### SET PROBLEM
Put every line of the rows below into a Markdown table with the columns Number and Line, numbering each line and skipping blank lines. Leave the pictures out of the table.

### ROWS
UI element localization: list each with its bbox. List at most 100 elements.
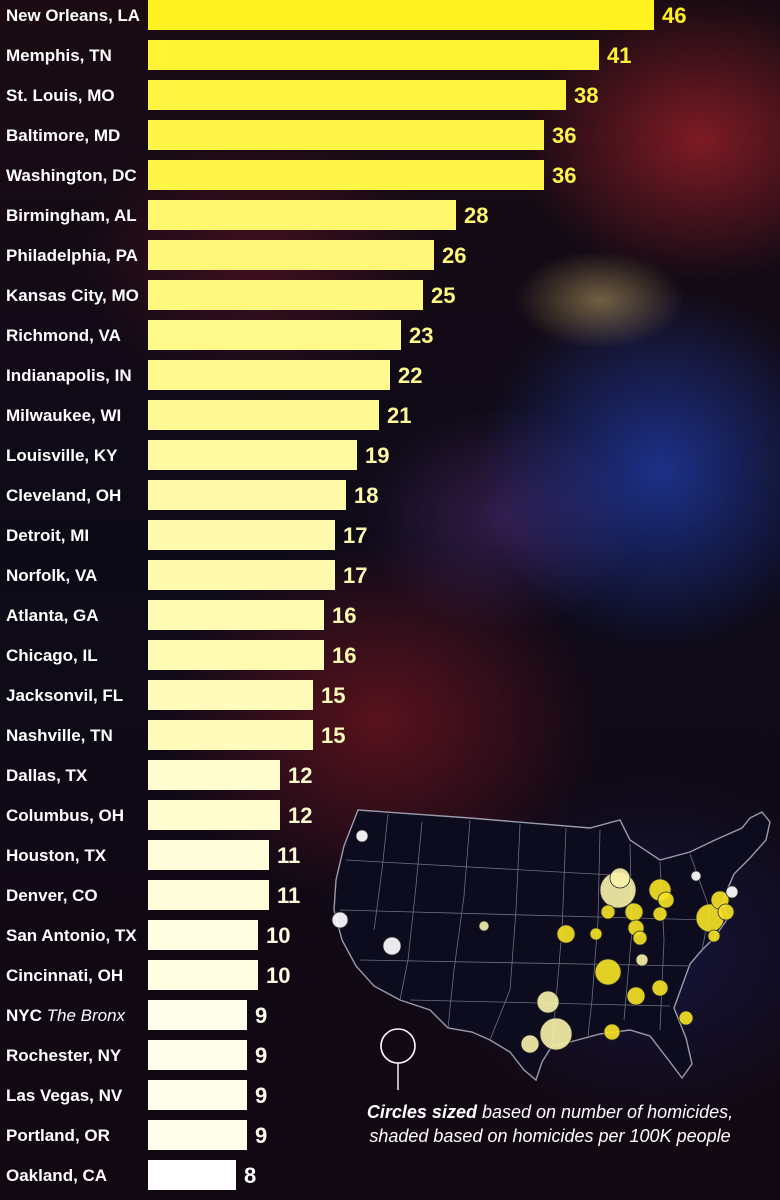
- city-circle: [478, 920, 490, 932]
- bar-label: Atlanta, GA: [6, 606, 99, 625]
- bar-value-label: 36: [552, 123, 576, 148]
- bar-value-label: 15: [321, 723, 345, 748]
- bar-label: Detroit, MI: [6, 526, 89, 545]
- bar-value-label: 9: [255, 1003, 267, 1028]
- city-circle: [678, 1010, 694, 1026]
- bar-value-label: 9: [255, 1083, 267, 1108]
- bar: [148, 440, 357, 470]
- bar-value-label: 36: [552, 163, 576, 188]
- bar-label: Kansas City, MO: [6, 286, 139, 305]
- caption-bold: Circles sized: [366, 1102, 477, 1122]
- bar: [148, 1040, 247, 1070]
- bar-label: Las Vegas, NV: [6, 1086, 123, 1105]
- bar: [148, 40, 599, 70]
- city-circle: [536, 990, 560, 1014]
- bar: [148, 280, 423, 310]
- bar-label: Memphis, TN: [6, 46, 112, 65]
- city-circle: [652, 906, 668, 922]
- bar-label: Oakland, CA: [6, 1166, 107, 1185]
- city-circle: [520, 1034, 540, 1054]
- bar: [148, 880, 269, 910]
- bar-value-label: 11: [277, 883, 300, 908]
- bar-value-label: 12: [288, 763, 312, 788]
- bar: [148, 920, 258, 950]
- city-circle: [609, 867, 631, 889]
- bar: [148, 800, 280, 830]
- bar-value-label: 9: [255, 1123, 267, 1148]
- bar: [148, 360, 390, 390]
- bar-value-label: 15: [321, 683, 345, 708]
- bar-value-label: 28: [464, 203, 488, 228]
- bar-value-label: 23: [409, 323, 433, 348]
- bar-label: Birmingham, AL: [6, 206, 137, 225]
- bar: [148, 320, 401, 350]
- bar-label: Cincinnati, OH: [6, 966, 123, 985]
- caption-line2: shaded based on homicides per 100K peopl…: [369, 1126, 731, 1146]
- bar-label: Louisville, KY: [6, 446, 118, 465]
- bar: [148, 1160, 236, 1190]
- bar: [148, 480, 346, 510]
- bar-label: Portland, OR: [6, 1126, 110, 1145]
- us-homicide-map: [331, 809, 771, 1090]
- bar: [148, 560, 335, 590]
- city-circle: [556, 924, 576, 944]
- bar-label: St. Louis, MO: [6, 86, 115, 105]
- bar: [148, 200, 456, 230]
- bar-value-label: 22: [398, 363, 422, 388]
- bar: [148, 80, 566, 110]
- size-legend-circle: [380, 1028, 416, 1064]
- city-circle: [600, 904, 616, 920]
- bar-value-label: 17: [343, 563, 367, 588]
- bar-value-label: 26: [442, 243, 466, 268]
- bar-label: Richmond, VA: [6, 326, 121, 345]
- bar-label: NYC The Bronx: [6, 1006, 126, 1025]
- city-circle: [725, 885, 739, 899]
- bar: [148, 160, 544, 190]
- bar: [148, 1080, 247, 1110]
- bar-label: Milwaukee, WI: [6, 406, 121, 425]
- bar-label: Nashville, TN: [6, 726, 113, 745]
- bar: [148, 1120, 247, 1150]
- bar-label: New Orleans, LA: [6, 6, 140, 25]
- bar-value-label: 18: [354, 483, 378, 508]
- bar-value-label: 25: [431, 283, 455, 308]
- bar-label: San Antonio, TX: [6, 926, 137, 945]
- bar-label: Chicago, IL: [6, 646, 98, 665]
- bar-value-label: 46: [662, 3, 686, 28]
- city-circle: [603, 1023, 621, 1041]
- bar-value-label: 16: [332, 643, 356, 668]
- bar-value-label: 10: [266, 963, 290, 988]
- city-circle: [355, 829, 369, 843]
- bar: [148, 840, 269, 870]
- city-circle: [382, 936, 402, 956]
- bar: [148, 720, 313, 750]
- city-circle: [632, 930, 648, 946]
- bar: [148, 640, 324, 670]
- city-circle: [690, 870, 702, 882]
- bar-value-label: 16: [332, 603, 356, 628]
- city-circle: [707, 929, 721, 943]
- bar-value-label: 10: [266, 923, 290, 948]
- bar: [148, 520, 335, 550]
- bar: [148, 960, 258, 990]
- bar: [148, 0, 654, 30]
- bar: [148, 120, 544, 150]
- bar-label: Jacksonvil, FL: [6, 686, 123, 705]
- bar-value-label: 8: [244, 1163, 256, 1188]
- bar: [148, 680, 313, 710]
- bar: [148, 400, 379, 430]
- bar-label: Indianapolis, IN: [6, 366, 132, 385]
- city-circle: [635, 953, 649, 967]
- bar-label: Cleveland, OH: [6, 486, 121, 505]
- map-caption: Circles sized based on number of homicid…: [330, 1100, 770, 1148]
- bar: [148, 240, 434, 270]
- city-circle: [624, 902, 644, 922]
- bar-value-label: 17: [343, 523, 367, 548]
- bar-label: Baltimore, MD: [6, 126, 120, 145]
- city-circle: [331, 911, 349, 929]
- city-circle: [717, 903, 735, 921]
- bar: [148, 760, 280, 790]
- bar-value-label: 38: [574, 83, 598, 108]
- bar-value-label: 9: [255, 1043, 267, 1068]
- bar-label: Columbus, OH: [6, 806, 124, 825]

### EXERCISE OUTPUT
| Number | Line |
|---|---|
| 1 | UI element localization: list each with its bbox. List at most 100 elements. |
| 2 | - city-circle: [478, 920, 490, 932] |
| 3 | - bar-label: Atlanta, GA: [6, 606, 99, 625] |
| 4 | - bar-value-label: 36: [552, 123, 576, 148] |
| 5 | - bar-value-label: 15: [321, 723, 345, 748] |
| 6 | - bar-label: Detroit, MI: [6, 526, 89, 545] |
| 7 | - bar-value-label: 9: [255, 1003, 267, 1028] |
| 8 | - city-circle: [678, 1010, 694, 1026] |
| 9 | - bar-value-label: 9: [255, 1083, 267, 1108] |
| 10 | - bar: [148, 440, 357, 470] |
| 11 | - bar-value-label: 36: [552, 163, 576, 188] |
| 12 | - bar-label: Kansas City, MO: [6, 286, 139, 305] |
| 13 | - caption-bold: Circles sized: [366, 1102, 477, 1122] |
| 14 | - bar: [148, 1040, 247, 1070] |
| 15 | - bar-label: Las Vegas, NV: [6, 1086, 123, 1105] |
| 16 | - bar: [148, 40, 599, 70] |
| 17 | - city-circle: [536, 990, 560, 1014] |
| 18 | - bar: [148, 280, 423, 310] |
| 19 | - bar-label: Memphis, TN: [6, 46, 112, 65] |
| 20 | - city-circle: [652, 906, 668, 922] |
| 21 | - bar-label: Oakland, CA: [6, 1166, 107, 1185] |
| 22 | - city-circle: [520, 1034, 540, 1054] |
| 23 | - bar: [148, 880, 269, 910] |
| 24 | - bar-value-label: 11: [277, 883, 300, 908] |
| 25 | - bar-value-label: 12: [288, 763, 312, 788] |
| 26 | - bar: [148, 920, 258, 950] |
| 27 | - city-circle: [609, 867, 631, 889] |
| 28 | - bar: [148, 800, 280, 830] |
| 29 | - bar-value-label: 9: [255, 1123, 267, 1148] |
| 30 | - bar: [148, 360, 390, 390] |
| 31 | - bar-value-label: 15: [321, 683, 345, 708] |
| 32 | - bar-value-label: 28: [464, 203, 488, 228] |
| 33 | - bar-value-label: 23: [409, 323, 433, 348] |
| 34 | - bar-label: Birmingham, AL: [6, 206, 137, 225] |
| 35 | - bar: [148, 320, 401, 350] |
| 36 | - bar-label: Cincinnati, OH: [6, 966, 123, 985] |
| 37 | - caption-line2: shaded based on homicides per 100K peopl…: [369, 1126, 731, 1146] |
| 38 | - bar-label: Louisville, KY: [6, 446, 118, 465] |
| 39 | - bar: [148, 1160, 236, 1190] |
| 40 | - bar: [148, 480, 346, 510] |
| 41 | - bar-label: Portland, OR: [6, 1126, 110, 1145] |
| 42 | - us-homicide-map: [331, 809, 771, 1090] |
| 43 | - bar: [148, 560, 335, 590] |
| 44 | - city-circle: [556, 924, 576, 944] |
| 45 | - bar-label: St. Louis, MO: [6, 86, 115, 105] |
| 46 | - bar: [148, 200, 456, 230] |
| 47 | - bar-value-label: 22: [398, 363, 422, 388] |
| 48 | - bar: [148, 80, 566, 110] |
| 49 | - size-legend-circle: [380, 1028, 416, 1064] |
| 50 | - city-circle: [600, 904, 616, 920] |
| 51 | - bar-value-label: 17: [343, 563, 367, 588] |
| 52 | - bar-value-label: 26: [442, 243, 466, 268] |
| 53 | - bar-label: Richmond, VA: [6, 326, 121, 345] |
| 54 | - bar-label: NYC The Bronx: [6, 1006, 126, 1025] |
| 55 | - city-circle: [725, 885, 739, 899] |
| 56 | - bar: [148, 160, 544, 190] |
| 57 | - bar: [148, 1080, 247, 1110] |
| 58 | - bar-label: Milwaukee, WI: [6, 406, 121, 425] |
| 59 | - bar-label: Nashville, TN: [6, 726, 113, 745] |
| 60 | - bar: [148, 1120, 247, 1150] |
| 61 | - bar-label: New Orleans, LA: [6, 6, 140, 25] |
| 62 | - bar-value-label: 18: [354, 483, 378, 508] |
| 63 | - bar-value-label: 25: [431, 283, 455, 308] |
| 64 | - bar-label: San Antonio, TX: [6, 926, 137, 945] |
| 65 | - bar-label: Chicago, IL: [6, 646, 98, 665] |
| 66 | - bar-value-label: 46: [662, 3, 686, 28] |
| 67 | - city-circle: [603, 1023, 621, 1041] |
| 68 | - bar-value-label: 16: [332, 643, 356, 668] |
| 69 | - bar-value-label: 10: [266, 963, 290, 988] |
| 70 | - city-circle: [355, 829, 369, 843] |
| 71 | - bar: [148, 840, 269, 870] |
| 72 | - city-circle: [382, 936, 402, 956] |
| 73 | - bar: [148, 720, 313, 750] |
| 74 | - city-circle: [632, 930, 648, 946] |
| 75 | - bar: [148, 640, 324, 670] |
| 76 | - city-circle: [690, 870, 702, 882] |
| 77 | - bar-value-label: 16: [332, 603, 356, 628] |
| 78 | - city-circle: [707, 929, 721, 943] |
| 79 | - bar-value-label: 10: [266, 923, 290, 948] |
| 80 | - bar: [148, 520, 335, 550] |
| 81 | - bar: [148, 960, 258, 990] |
| 82 | - bar: [148, 0, 654, 30] |
| 83 | - bar: [148, 120, 544, 150] |
| 84 | - bar-label: Jacksonvil, FL: [6, 686, 123, 705] |
| 85 | - bar-value-label: 8: [244, 1163, 256, 1188] |
| 86 | - bar: [148, 680, 313, 710] |
| 87 | - bar: [148, 400, 379, 430] |
| 88 | - bar-label: Indianapolis, IN: [6, 366, 132, 385] |
| 89 | - city-circle: [635, 953, 649, 967] |
| 90 | - bar-label: Cleveland, OH: [6, 486, 121, 505] |
| 91 | - map-caption: Circles sized based on number of homicid…: [330, 1100, 770, 1148] |
| 92 | - bar: [148, 240, 434, 270] |
| 93 | - city-circle: [624, 902, 644, 922] |
| 94 | - bar-value-label: 17: [343, 523, 367, 548] |
| 95 | - bar-label: Baltimore, MD: [6, 126, 120, 145] |
| 96 | - city-circle: [331, 911, 349, 929] |
| 97 | - city-circle: [717, 903, 735, 921] |
| 98 | - bar: [148, 760, 280, 790] |
| 99 | - bar-value-label: 38: [574, 83, 598, 108] |
| 100 | - bar-value-label: 9: [255, 1043, 267, 1068] |
| 101 | - bar-label: Columbus, OH: [6, 806, 124, 825] |